A block of data:

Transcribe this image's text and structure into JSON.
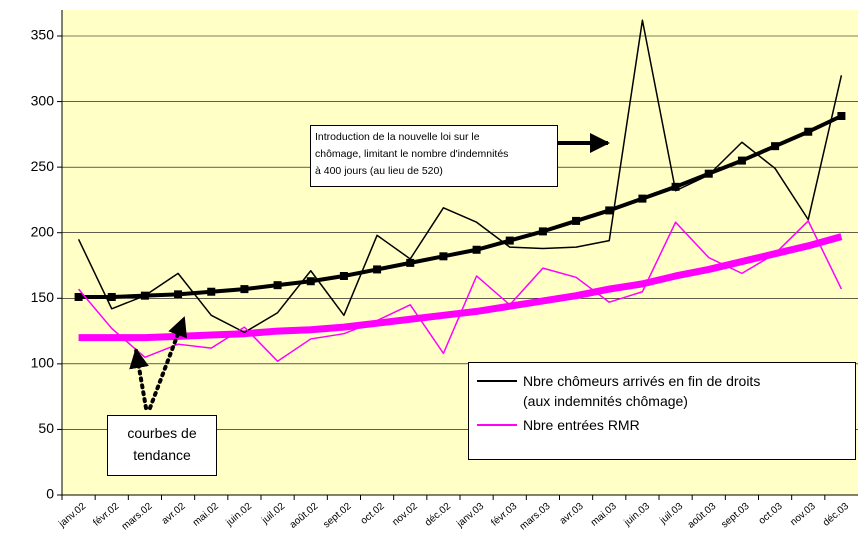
{
  "chart_data": {
    "type": "line",
    "categories": [
      "janv.02",
      "févr.02",
      "mars.02",
      "avr.02",
      "mai.02",
      "juin.02",
      "juil.02",
      "août.02",
      "sept.02",
      "oct.02",
      "nov.02",
      "déc.02",
      "janv.03",
      "févr.03",
      "mars.03",
      "avr.03",
      "mai.03",
      "juin.03",
      "juil.03",
      "août.03",
      "sept.03",
      "oct.03",
      "nov.03",
      "déc.03"
    ],
    "series": [
      {
        "name": "Nbre chômeurs arrivés en fin de droits\n(aux indemnités chômage)",
        "color": "#000000",
        "values": [
          195,
          142,
          152,
          169,
          137,
          124,
          139,
          171,
          137,
          198,
          180,
          219,
          208,
          189,
          188,
          189,
          194,
          362,
          232,
          244,
          269,
          249,
          210,
          320
        ]
      },
      {
        "name": "Nbre entrées RMR",
        "color": "#ff00ff",
        "values": [
          157,
          127,
          105,
          115,
          112,
          128,
          102,
          119,
          123,
          133,
          145,
          108,
          167,
          145,
          173,
          166,
          147,
          155,
          208,
          181,
          169,
          184,
          209,
          157
        ]
      }
    ],
    "trends": [
      {
        "color": "#000000",
        "values": [
          151,
          151,
          152,
          153,
          155,
          157,
          160,
          163,
          167,
          172,
          177,
          182,
          187,
          194,
          201,
          209,
          217,
          226,
          235,
          245,
          255,
          266,
          277,
          289
        ]
      },
      {
        "color": "#ff00ff",
        "values": [
          120,
          120,
          120,
          121,
          122,
          123,
          125,
          126,
          128,
          131,
          134,
          137,
          140,
          144,
          148,
          152,
          157,
          161,
          167,
          172,
          178,
          184,
          190,
          197
        ]
      }
    ],
    "ylim": [
      0,
      350
    ],
    "yticks": [
      0,
      50,
      100,
      150,
      200,
      250,
      300,
      350
    ],
    "grid": true,
    "annotations": [
      "Introduction de la nouvelle loi sur le\nchômage, limitant le nombre d'indemnités\nà 400 jours (au lieu de 520)",
      "courbes de\ntendance"
    ]
  }
}
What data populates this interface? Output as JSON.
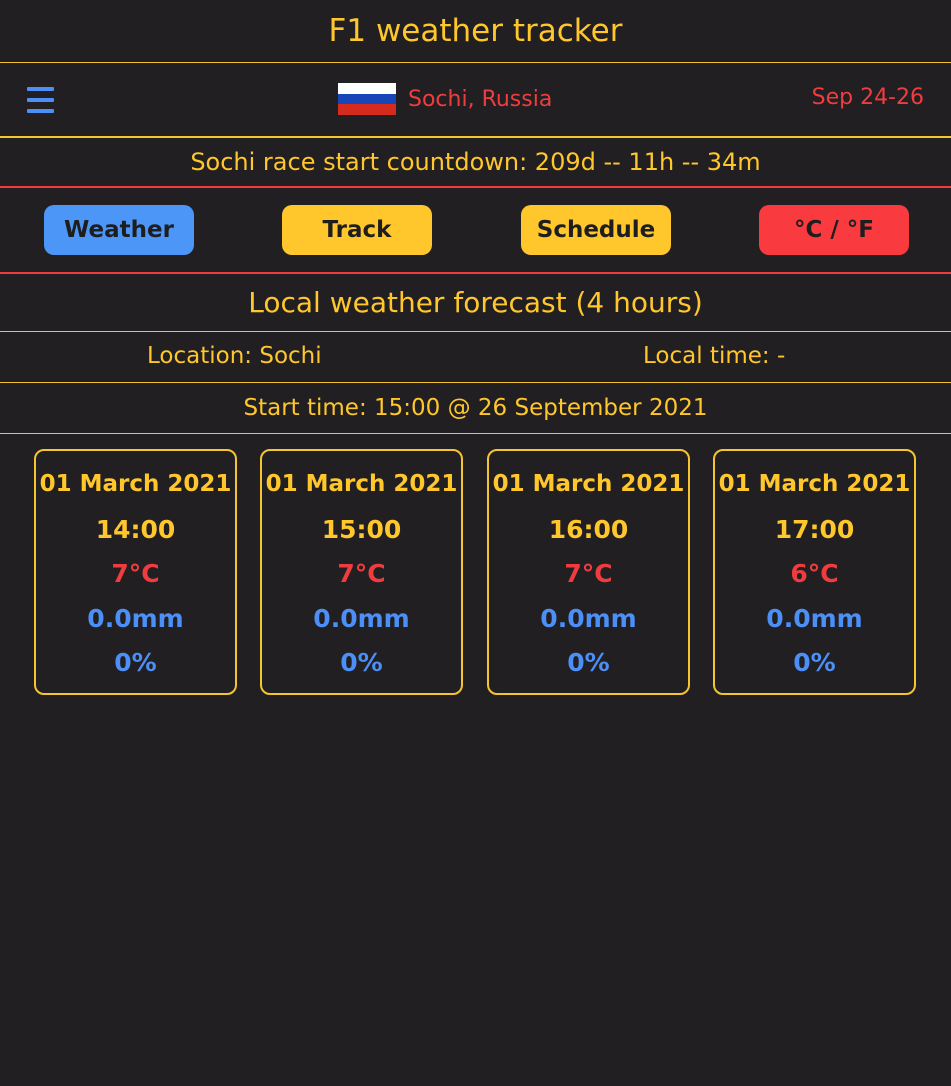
{
  "app": {
    "title": "F1 weather tracker"
  },
  "race": {
    "flag_country": "Russia",
    "flag_colors": [
      "#ffffff",
      "#1845b8",
      "#d52b1e"
    ],
    "name": "Sochi, Russia",
    "dates": "Sep 24-26",
    "menu_icon": "hamburger-menu-icon"
  },
  "countdown": {
    "text": "Sochi race start countdown: 209d -- 11h -- 34m"
  },
  "tabs": [
    {
      "label": "Weather",
      "color": "#4b96f7"
    },
    {
      "label": "Track",
      "color": "#ffc72c"
    },
    {
      "label": "Schedule",
      "color": "#ffc72c"
    },
    {
      "label": "°C / °F",
      "color": "#f93a3e"
    }
  ],
  "forecast": {
    "title": "Local weather forecast (4 hours)",
    "location": "Location: Sochi",
    "local_time": "Local time: -",
    "start_time": "Start time: 15:00 @ 26 September 2021",
    "hours": [
      {
        "date": "01 March 2021",
        "time": "14:00",
        "temp": "7°C",
        "rain": "0.0mm",
        "chance": "0%"
      },
      {
        "date": "01 March 2021",
        "time": "15:00",
        "temp": "7°C",
        "rain": "0.0mm",
        "chance": "0%"
      },
      {
        "date": "01 March 2021",
        "time": "16:00",
        "temp": "7°C",
        "rain": "0.0mm",
        "chance": "0%"
      },
      {
        "date": "01 March 2021",
        "time": "17:00",
        "temp": "6°C",
        "rain": "0.0mm",
        "chance": "0%"
      }
    ]
  },
  "colors": {
    "background": "#211f22",
    "accent_yellow": "#ffc72c",
    "accent_red": "#ef3d3f",
    "accent_blue": "#4b8ff7"
  }
}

**Problem to work on:** Do not include the images; transcribe the rest of the listing exactly.

**Answer:**
Transcribe this image's text and structure into JSON.
{
  "chart_data": {
    "type": "line",
    "categories": [
      "janv.02",
      "févr.02",
      "mars.02",
      "avr.02",
      "mai.02",
      "juin.02",
      "juil.02",
      "août.02",
      "sept.02",
      "oct.02",
      "nov.02",
      "déc.02",
      "janv.03",
      "févr.03",
      "mars.03",
      "avr.03",
      "mai.03",
      "juin.03",
      "juil.03",
      "août.03",
      "sept.03",
      "oct.03",
      "nov.03",
      "déc.03"
    ],
    "series": [
      {
        "name": "Nbre chômeurs arrivés en fin de droits\n(aux indemnités chômage)",
        "color": "#000000",
        "values": [
          195,
          142,
          152,
          169,
          137,
          124,
          139,
          171,
          137,
          198,
          180,
          219,
          208,
          189,
          188,
          189,
          194,
          362,
          232,
          244,
          269,
          249,
          210,
          320
        ]
      },
      {
        "name": "Nbre entrées RMR",
        "color": "#ff00ff",
        "values": [
          157,
          127,
          105,
          115,
          112,
          128,
          102,
          119,
          123,
          133,
          145,
          108,
          167,
          145,
          173,
          166,
          147,
          155,
          208,
          181,
          169,
          184,
          209,
          157
        ]
      }
    ],
    "trends": [
      {
        "color": "#000000",
        "values": [
          151,
          151,
          152,
          153,
          155,
          157,
          160,
          163,
          167,
          172,
          177,
          182,
          187,
          194,
          201,
          209,
          217,
          226,
          235,
          245,
          255,
          266,
          277,
          289
        ]
      },
      {
        "color": "#ff00ff",
        "values": [
          120,
          120,
          120,
          121,
          122,
          123,
          125,
          126,
          128,
          131,
          134,
          137,
          140,
          144,
          148,
          152,
          157,
          161,
          167,
          172,
          178,
          184,
          190,
          197
        ]
      }
    ],
    "ylim": [
      0,
      350
    ],
    "yticks": [
      0,
      50,
      100,
      150,
      200,
      250,
      300,
      350
    ],
    "grid": true,
    "annotations": [
      "Introduction de la nouvelle loi sur le\nchômage, limitant le nombre d'indemnités\nà 400 jours (au lieu de 520)",
      "courbes de\ntendance"
    ]
  }
}
What data populates this interface? Output as JSON.
{
  "app": {
    "title": "F1 weather tracker"
  },
  "race": {
    "flag_country": "Russia",
    "flag_colors": [
      "#ffffff",
      "#1845b8",
      "#d52b1e"
    ],
    "name": "Sochi, Russia",
    "dates": "Sep 24-26",
    "menu_icon": "hamburger-menu-icon"
  },
  "countdown": {
    "text": "Sochi race start countdown: 209d -- 11h -- 34m"
  },
  "tabs": [
    {
      "label": "Weather",
      "color": "#4b96f7"
    },
    {
      "label": "Track",
      "color": "#ffc72c"
    },
    {
      "label": "Schedule",
      "color": "#ffc72c"
    },
    {
      "label": "°C / °F",
      "color": "#f93a3e"
    }
  ],
  "forecast": {
    "title": "Local weather forecast (4 hours)",
    "location": "Location: Sochi",
    "local_time": "Local time: -",
    "start_time": "Start time: 15:00 @ 26 September 2021",
    "hours": [
      {
        "date": "01 March 2021",
        "time": "14:00",
        "temp": "7°C",
        "rain": "0.0mm",
        "chance": "0%"
      },
      {
        "date": "01 March 2021",
        "time": "15:00",
        "temp": "7°C",
        "rain": "0.0mm",
        "chance": "0%"
      },
      {
        "date": "01 March 2021",
        "time": "16:00",
        "temp": "7°C",
        "rain": "0.0mm",
        "chance": "0%"
      },
      {
        "date": "01 March 2021",
        "time": "17:00",
        "temp": "6°C",
        "rain": "0.0mm",
        "chance": "0%"
      }
    ]
  },
  "colors": {
    "background": "#211f22",
    "accent_yellow": "#ffc72c",
    "accent_red": "#ef3d3f",
    "accent_blue": "#4b8ff7"
  }
}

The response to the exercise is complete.